● **DO THIS**
Within the records that follow, find every line containing the string "márc". Copy those lines.

Records

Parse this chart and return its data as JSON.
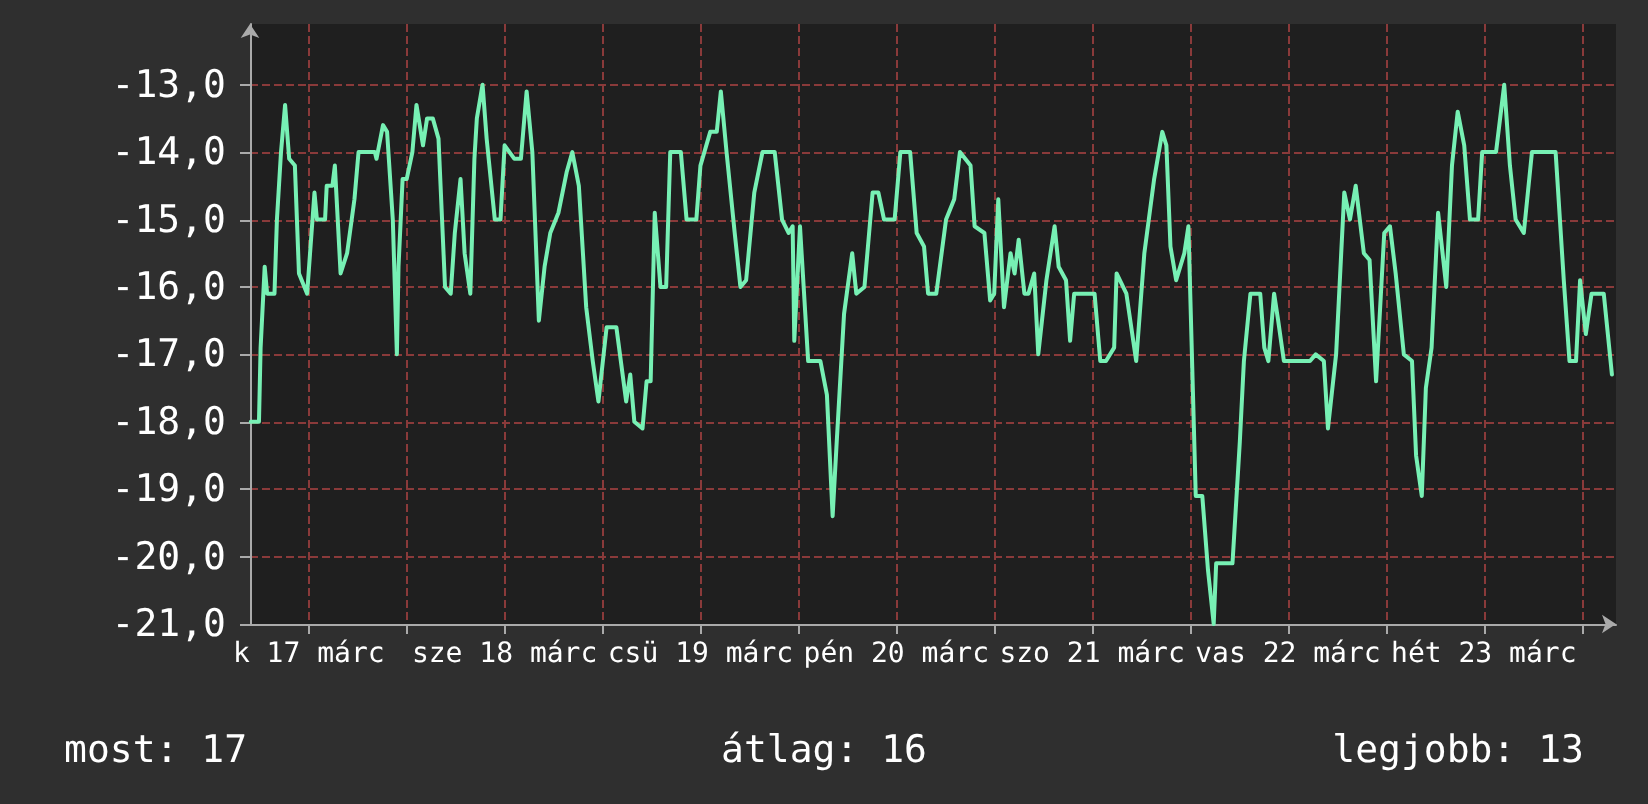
{
  "chart_data": {
    "type": "line",
    "marker": "none",
    "line_style": "solid",
    "grid": true,
    "xlim": [
      "--03-17T04:48",
      "--03-24T04:12"
    ],
    "xticks": [
      {
        "value": "--03-17T12:00",
        "label": "k 17 márc"
      },
      {
        "value": "--03-18T00:00",
        "label": null
      },
      {
        "value": "--03-18T12:00",
        "label": "sze 18 márc"
      },
      {
        "value": "--03-19T00:00",
        "label": null
      },
      {
        "value": "--03-19T12:00",
        "label": "csü 19 márc"
      },
      {
        "value": "--03-20T00:00",
        "label": null
      },
      {
        "value": "--03-20T12:00",
        "label": "pén 20 márc"
      },
      {
        "value": "--03-21T00:00",
        "label": null
      },
      {
        "value": "--03-21T12:00",
        "label": "szo 21 márc"
      },
      {
        "value": "--03-22T00:00",
        "label": null
      },
      {
        "value": "--03-22T12:00",
        "label": "vas 22 márc"
      },
      {
        "value": "--03-23T00:00",
        "label": null
      },
      {
        "value": "--03-23T12:00",
        "label": "hét 23 márc"
      },
      {
        "value": "--03-24T00:00",
        "label": null
      }
    ],
    "ylim": [
      -21,
      -12.1
    ],
    "yticks": [
      {
        "value": -21,
        "label": "-21,0"
      },
      {
        "value": -20,
        "label": "-20,0"
      },
      {
        "value": -19,
        "label": "-19,0"
      },
      {
        "value": -18,
        "label": "-18,0"
      },
      {
        "value": -17,
        "label": "-17,0"
      },
      {
        "value": -16,
        "label": "-16,0"
      },
      {
        "value": -15,
        "label": "-15,0"
      },
      {
        "value": -14,
        "label": "-14,0"
      },
      {
        "value": -13,
        "label": "-13,0"
      }
    ],
    "annotations": [
      "most: 17",
      "átlag: 16",
      "legjobb: 13"
    ],
    "series": [
      {
        "color": "#77f0b4",
        "x": [
          "--03-17T04:54",
          "--03-17T05:54",
          "--03-17T06:06",
          "--03-17T06:36",
          "--03-17T06:54",
          "--03-17T07:48",
          "--03-17T08:06",
          "--03-17T08:36",
          "--03-17T09:06",
          "--03-17T09:36",
          "--03-17T10:18",
          "--03-17T10:48",
          "--03-17T11:48",
          "--03-17T12:42",
          "--03-17T13:00",
          "--03-17T14:00",
          "--03-17T14:12",
          "--03-17T14:54",
          "--03-17T15:12",
          "--03-17T15:54",
          "--03-17T16:42",
          "--03-17T17:36",
          "--03-17T18:06",
          "--03-17T20:06",
          "--03-17T20:18",
          "--03-17T21:06",
          "--03-17T21:36",
          "--03-17T22:18",
          "--03-17T22:48",
          "--03-17T23:00",
          "--03-17T23:30",
          "--03-18T00:00",
          "--03-18T00:42",
          "--03-18T01:12",
          "--03-18T02:00",
          "--03-18T02:30",
          "--03-18T03:12",
          "--03-18T03:54",
          "--03-18T04:42",
          "--03-18T05:24",
          "--03-18T05:54",
          "--03-18T06:36",
          "--03-18T07:06",
          "--03-18T07:48",
          "--03-18T08:18",
          "--03-18T08:36",
          "--03-18T09:18",
          "--03-18T09:48",
          "--03-18T10:48",
          "--03-18T11:30",
          "--03-18T12:00",
          "--03-18T13:12",
          "--03-18T14:00",
          "--03-18T14:42",
          "--03-18T15:24",
          "--03-18T16:12",
          "--03-18T16:54",
          "--03-18T17:36",
          "--03-18T18:36",
          "--03-18T19:36",
          "--03-18T20:18",
          "--03-18T21:06",
          "--03-18T22:00",
          "--03-18T22:48",
          "--03-18T23:30",
          "--03-19T00:30",
          "--03-19T01:42",
          "--03-19T02:54",
          "--03-19T03:24",
          "--03-19T03:54",
          "--03-19T04:54",
          "--03-19T05:24",
          "--03-19T05:54",
          "--03-19T06:24",
          "--03-19T07:06",
          "--03-19T07:48",
          "--03-19T08:18",
          "--03-19T09:36",
          "--03-19T10:18",
          "--03-19T11:30",
          "--03-19T12:00",
          "--03-19T13:12",
          "--03-19T14:00",
          "--03-19T14:30",
          "--03-19T15:12",
          "--03-19T16:12",
          "--03-19T16:54",
          "--03-19T17:36",
          "--03-19T18:36",
          "--03-19T19:36",
          "--03-19T21:06",
          "--03-19T22:00",
          "--03-19T22:48",
          "--03-19T23:18",
          "--03-19T23:30",
          "--03-20T00:12",
          "--03-20T01:12",
          "--03-20T02:42",
          "--03-20T03:30",
          "--03-20T04:12",
          "--03-20T04:42",
          "--03-20T05:36",
          "--03-20T06:36",
          "--03-20T07:06",
          "--03-20T08:06",
          "--03-20T09:06",
          "--03-20T09:48",
          "--03-20T10:30",
          "--03-20T11:48",
          "--03-20T12:30",
          "--03-20T13:42",
          "--03-20T14:30",
          "--03-20T15:24",
          "--03-20T15:54",
          "--03-20T16:54",
          "--03-20T18:06",
          "--03-20T19:06",
          "--03-20T19:48",
          "--03-20T21:06",
          "--03-20T21:36",
          "--03-20T22:48",
          "--03-20T23:30",
          "--03-21T00:00",
          "--03-21T00:30",
          "--03-21T01:12",
          "--03-21T02:00",
          "--03-21T02:30",
          "--03-21T03:00",
          "--03-21T03:42",
          "--03-21T04:12",
          "--03-21T04:54",
          "--03-21T05:24",
          "--03-21T06:24",
          "--03-21T07:24",
          "--03-21T07:54",
          "--03-21T08:48",
          "--03-21T09:18",
          "--03-21T09:48",
          "--03-21T12:18",
          "--03-21T13:00",
          "--03-21T13:42",
          "--03-21T14:42",
          "--03-21T15:00",
          "--03-21T16:12",
          "--03-21T17:24",
          "--03-21T18:24",
          "--03-21T19:36",
          "--03-21T20:36",
          "--03-21T21:06",
          "--03-21T21:36",
          "--03-21T22:18",
          "--03-21T23:18",
          "--03-21T23:48",
          "--03-22T00:42",
          "--03-22T01:30",
          "--03-22T02:12",
          "--03-22T02:54",
          "--03-22T03:12",
          "--03-22T05:12",
          "--03-22T06:06",
          "--03-22T06:36",
          "--03-22T07:24",
          "--03-22T08:36",
          "--03-22T09:06",
          "--03-22T09:36",
          "--03-22T10:18",
          "--03-22T10:48",
          "--03-22T11:30",
          "--03-22T14:42",
          "--03-22T15:24",
          "--03-22T16:24",
          "--03-22T16:54",
          "--03-22T17:54",
          "--03-22T18:54",
          "--03-22T19:36",
          "--03-22T20:18",
          "--03-22T21:18",
          "--03-22T22:00",
          "--03-22T22:48",
          "--03-22T23:48",
          "--03-23T00:30",
          "--03-23T01:12",
          "--03-23T02:12",
          "--03-23T03:12",
          "--03-23T03:42",
          "--03-23T04:24",
          "--03-23T04:54",
          "--03-23T05:36",
          "--03-23T06:24",
          "--03-23T07:24",
          "--03-23T08:06",
          "--03-23T08:48",
          "--03-23T09:36",
          "--03-23T10:18",
          "--03-23T11:18",
          "--03-23T11:48",
          "--03-23T13:30",
          "--03-23T14:30",
          "--03-23T15:12",
          "--03-23T15:54",
          "--03-23T16:54",
          "--03-23T17:54",
          "--03-23T20:48",
          "--03-23T21:48",
          "--03-23T22:30",
          "--03-23T23:18",
          "--03-23T23:48",
          "--03-24T00:30",
          "--03-24T01:12",
          "--03-24T02:42",
          "--03-24T03:42"
        ],
        "values": [
          -18.0,
          -18.0,
          -16.9,
          -15.7,
          -16.1,
          -16.1,
          -15.0,
          -14.0,
          -13.3,
          -14.1,
          -14.2,
          -15.8,
          -16.1,
          -14.6,
          -15.0,
          -15.0,
          -14.5,
          -14.5,
          -14.2,
          -15.8,
          -15.5,
          -14.7,
          -14.0,
          -14.0,
          -14.1,
          -13.6,
          -13.7,
          -15.0,
          -17.0,
          -15.7,
          -14.4,
          -14.4,
          -14.0,
          -13.3,
          -13.9,
          -13.5,
          -13.5,
          -13.8,
          -16.0,
          -16.1,
          -15.2,
          -14.4,
          -15.5,
          -16.1,
          -14.1,
          -13.5,
          -13.0,
          -13.8,
          -15.0,
          -15.0,
          -13.9,
          -14.1,
          -14.1,
          -13.1,
          -14.0,
          -16.5,
          -15.7,
          -15.2,
          -14.9,
          -14.3,
          -14.0,
          -14.5,
          -16.3,
          -17.1,
          -17.7,
          -16.6,
          -16.6,
          -17.7,
          -17.3,
          -18.0,
          -18.1,
          -17.4,
          -17.4,
          -14.9,
          -16.0,
          -16.0,
          -14.0,
          -14.0,
          -15.0,
          -15.0,
          -14.2,
          -13.7,
          -13.7,
          -13.1,
          -14.0,
          -15.2,
          -16.0,
          -15.9,
          -14.6,
          -14.0,
          -14.0,
          -15.0,
          -15.2,
          -15.1,
          -16.8,
          -15.1,
          -17.1,
          -17.1,
          -17.6,
          -19.4,
          -18.3,
          -16.4,
          -15.5,
          -16.1,
          -16.0,
          -14.6,
          -14.6,
          -15.0,
          -15.0,
          -14.0,
          -14.0,
          -15.2,
          -15.4,
          -16.1,
          -16.1,
          -15.0,
          -14.7,
          -14.0,
          -14.2,
          -15.1,
          -15.2,
          -16.2,
          -16.1,
          -14.7,
          -16.3,
          -15.5,
          -15.8,
          -15.3,
          -16.1,
          -16.1,
          -15.8,
          -17.0,
          -15.9,
          -15.1,
          -15.7,
          -15.9,
          -16.8,
          -16.1,
          -16.1,
          -17.1,
          -17.1,
          -16.9,
          -15.8,
          -16.1,
          -17.1,
          -15.5,
          -14.4,
          -13.7,
          -13.9,
          -15.4,
          -15.9,
          -15.5,
          -15.1,
          -19.1,
          -19.1,
          -20.2,
          -21.0,
          -20.1,
          -20.1,
          -18.3,
          -17.1,
          -16.1,
          -16.1,
          -16.9,
          -17.1,
          -16.1,
          -16.5,
          -17.1,
          -17.1,
          -17.0,
          -17.1,
          -18.1,
          -17.0,
          -14.6,
          -15.0,
          -14.5,
          -15.5,
          -15.6,
          -17.4,
          -15.2,
          -15.1,
          -15.8,
          -17.0,
          -17.1,
          -18.5,
          -19.1,
          -17.5,
          -16.9,
          -14.9,
          -16.0,
          -14.2,
          -13.4,
          -13.9,
          -15.0,
          -15.0,
          -14.0,
          -14.0,
          -13.0,
          -14.2,
          -15.0,
          -15.2,
          -14.0,
          -14.0,
          -15.9,
          -17.1,
          -17.1,
          -15.9,
          -16.7,
          -16.1,
          -16.1,
          -17.3
        ]
      }
    ]
  }
}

● **COMPLETED TASK**
        "label": "k 17 márc"
        "label": "sze 18 márc"
        "label": "csü 19 márc"
        "label": "pén 20 márc"
        "label": "szo 21 márc"
        "label": "vas 22 márc"
        "label": "hét 23 márc"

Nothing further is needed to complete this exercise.